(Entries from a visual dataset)
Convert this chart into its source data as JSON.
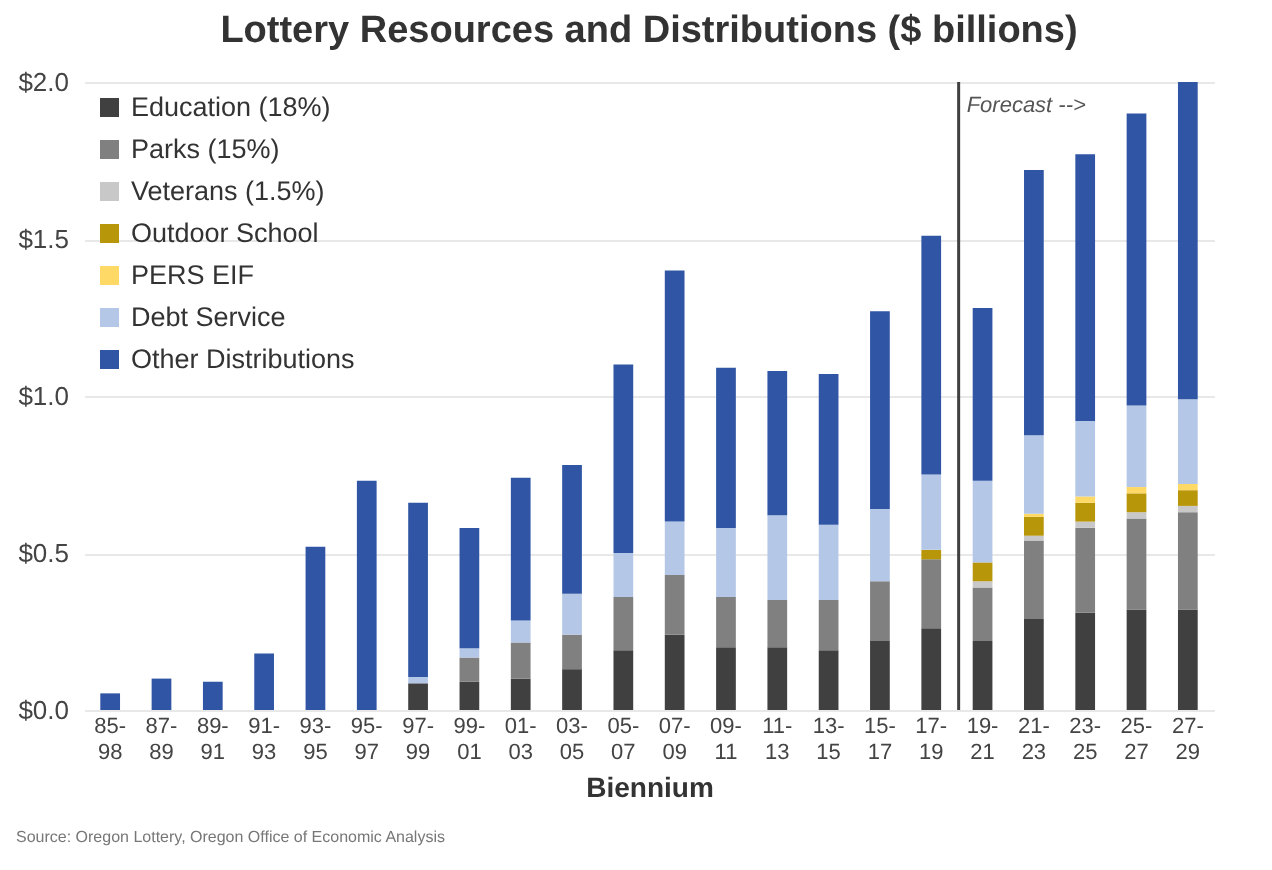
{
  "chart_data": {
    "type": "bar",
    "title": "Lottery Resources and Distributions ($ billions)",
    "xlabel": "Biennium",
    "stacked": true,
    "grid": "y",
    "legend": "top left",
    "categories": [
      "85-98",
      "87-89",
      "89-91",
      "91-93",
      "93-95",
      "95-97",
      "97-99",
      "99-01",
      "01-03",
      "03-05",
      "05-07",
      "07-09",
      "09-11",
      "11-13",
      "13-15",
      "15-17",
      "17-19",
      "19-21",
      "21-23",
      "23-25",
      "25-27",
      "27-29"
    ],
    "ylim": [
      0,
      2
    ],
    "yticks": [
      {
        "value": 0,
        "label": "$0.0"
      },
      {
        "value": 0.5,
        "label": "$0.5"
      },
      {
        "value": 1,
        "label": "$1.0"
      },
      {
        "value": 1.5,
        "label": "$1.5"
      },
      {
        "value": 2,
        "label": "$2.0"
      }
    ],
    "series": [
      {
        "name": "Education (18%)",
        "color": "#404040",
        "values": [
          0,
          0,
          0,
          0,
          0,
          0,
          0.085,
          0.09,
          0.1,
          0.13,
          0.19,
          0.24,
          0.2,
          0.2,
          0.19,
          0.22,
          0.26,
          0.22,
          0.29,
          0.31,
          0.32,
          0.32
        ]
      },
      {
        "name": "Parks (15%)",
        "color": "#808080",
        "values": [
          0,
          0,
          0,
          0,
          0,
          0,
          0,
          0.077,
          0.115,
          0.11,
          0.17,
          0.19,
          0.16,
          0.15,
          0.16,
          0.19,
          0.22,
          0.17,
          0.25,
          0.27,
          0.29,
          0.31
        ]
      },
      {
        "name": "Veterans (1.5%)",
        "color": "#c8c8c8",
        "values": [
          0,
          0,
          0,
          0,
          0,
          0,
          0,
          0,
          0,
          0,
          0,
          0,
          0,
          0,
          0,
          0,
          null,
          0.02,
          0.015,
          0.02,
          0.02,
          0.02
        ]
      },
      {
        "name": "Outdoor School",
        "color": "#b8960a",
        "values": [
          0,
          0,
          0,
          0,
          0,
          0,
          0,
          0,
          0,
          0,
          0,
          0,
          0,
          0,
          0,
          0,
          0.03,
          0.06,
          0.06,
          0.06,
          0.06,
          0.05
        ]
      },
      {
        "name": "PERS EIF",
        "color": "#ffd966",
        "values": [
          0,
          0,
          0,
          0,
          0,
          0,
          0,
          0,
          0,
          0,
          0,
          0,
          0,
          0,
          0,
          0,
          0,
          0,
          0.01,
          0.02,
          0.02,
          0.02
        ]
      },
      {
        "name": "Debt Service",
        "color": "#b4c7e7",
        "values": [
          0,
          0,
          0,
          0,
          0,
          0,
          0.02,
          0.03,
          0.07,
          0.13,
          0.14,
          0.17,
          0.22,
          0.27,
          0.24,
          0.23,
          0.24,
          0.26,
          0.25,
          0.24,
          0.26,
          0.27
        ]
      },
      {
        "name": "Other Distributions",
        "color": "#2f55a4",
        "values": [
          0.053,
          0.1,
          0.09,
          0.18,
          0.52,
          0.73,
          0.555,
          0.383,
          0.455,
          0.41,
          0.6,
          0.8,
          0.51,
          0.46,
          0.48,
          0.63,
          0.76,
          0.55,
          0.845,
          0.85,
          0.93,
          1.01
        ]
      }
    ],
    "ref_lines": [
      {
        "axis": "x",
        "value": "19-21",
        "label": "Forecast -->",
        "color": "#404040"
      }
    ],
    "annotations": [
      "Source: Oregon Lottery, Oregon Office of Economic Analysis"
    ]
  }
}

TASK BRIEF: Will you restate every entry word for word and omit the images?

REPLY TO THE EXERCISE:
Convert this chart into its source data as JSON.
{
  "chart_data": {
    "type": "bar",
    "title": "Lottery Resources and Distributions ($ billions)",
    "xlabel": "Biennium",
    "stacked": true,
    "grid": "y",
    "legend": "top left",
    "categories": [
      "85-98",
      "87-89",
      "89-91",
      "91-93",
      "93-95",
      "95-97",
      "97-99",
      "99-01",
      "01-03",
      "03-05",
      "05-07",
      "07-09",
      "09-11",
      "11-13",
      "13-15",
      "15-17",
      "17-19",
      "19-21",
      "21-23",
      "23-25",
      "25-27",
      "27-29"
    ],
    "ylim": [
      0,
      2
    ],
    "yticks": [
      {
        "value": 0,
        "label": "$0.0"
      },
      {
        "value": 0.5,
        "label": "$0.5"
      },
      {
        "value": 1,
        "label": "$1.0"
      },
      {
        "value": 1.5,
        "label": "$1.5"
      },
      {
        "value": 2,
        "label": "$2.0"
      }
    ],
    "series": [
      {
        "name": "Education (18%)",
        "color": "#404040",
        "values": [
          0,
          0,
          0,
          0,
          0,
          0,
          0.085,
          0.09,
          0.1,
          0.13,
          0.19,
          0.24,
          0.2,
          0.2,
          0.19,
          0.22,
          0.26,
          0.22,
          0.29,
          0.31,
          0.32,
          0.32
        ]
      },
      {
        "name": "Parks (15%)",
        "color": "#808080",
        "values": [
          0,
          0,
          0,
          0,
          0,
          0,
          0,
          0.077,
          0.115,
          0.11,
          0.17,
          0.19,
          0.16,
          0.15,
          0.16,
          0.19,
          0.22,
          0.17,
          0.25,
          0.27,
          0.29,
          0.31
        ]
      },
      {
        "name": "Veterans (1.5%)",
        "color": "#c8c8c8",
        "values": [
          0,
          0,
          0,
          0,
          0,
          0,
          0,
          0,
          0,
          0,
          0,
          0,
          0,
          0,
          0,
          0,
          null,
          0.02,
          0.015,
          0.02,
          0.02,
          0.02
        ]
      },
      {
        "name": "Outdoor School",
        "color": "#b8960a",
        "values": [
          0,
          0,
          0,
          0,
          0,
          0,
          0,
          0,
          0,
          0,
          0,
          0,
          0,
          0,
          0,
          0,
          0.03,
          0.06,
          0.06,
          0.06,
          0.06,
          0.05
        ]
      },
      {
        "name": "PERS EIF",
        "color": "#ffd966",
        "values": [
          0,
          0,
          0,
          0,
          0,
          0,
          0,
          0,
          0,
          0,
          0,
          0,
          0,
          0,
          0,
          0,
          0,
          0,
          0.01,
          0.02,
          0.02,
          0.02
        ]
      },
      {
        "name": "Debt Service",
        "color": "#b4c7e7",
        "values": [
          0,
          0,
          0,
          0,
          0,
          0,
          0.02,
          0.03,
          0.07,
          0.13,
          0.14,
          0.17,
          0.22,
          0.27,
          0.24,
          0.23,
          0.24,
          0.26,
          0.25,
          0.24,
          0.26,
          0.27
        ]
      },
      {
        "name": "Other Distributions",
        "color": "#2f55a4",
        "values": [
          0.053,
          0.1,
          0.09,
          0.18,
          0.52,
          0.73,
          0.555,
          0.383,
          0.455,
          0.41,
          0.6,
          0.8,
          0.51,
          0.46,
          0.48,
          0.63,
          0.76,
          0.55,
          0.845,
          0.85,
          0.93,
          1.01
        ]
      }
    ],
    "ref_lines": [
      {
        "axis": "x",
        "value": "19-21",
        "label": "Forecast -->",
        "color": "#404040"
      }
    ],
    "annotations": [
      "Source: Oregon Lottery, Oregon Office of Economic Analysis"
    ]
  }
}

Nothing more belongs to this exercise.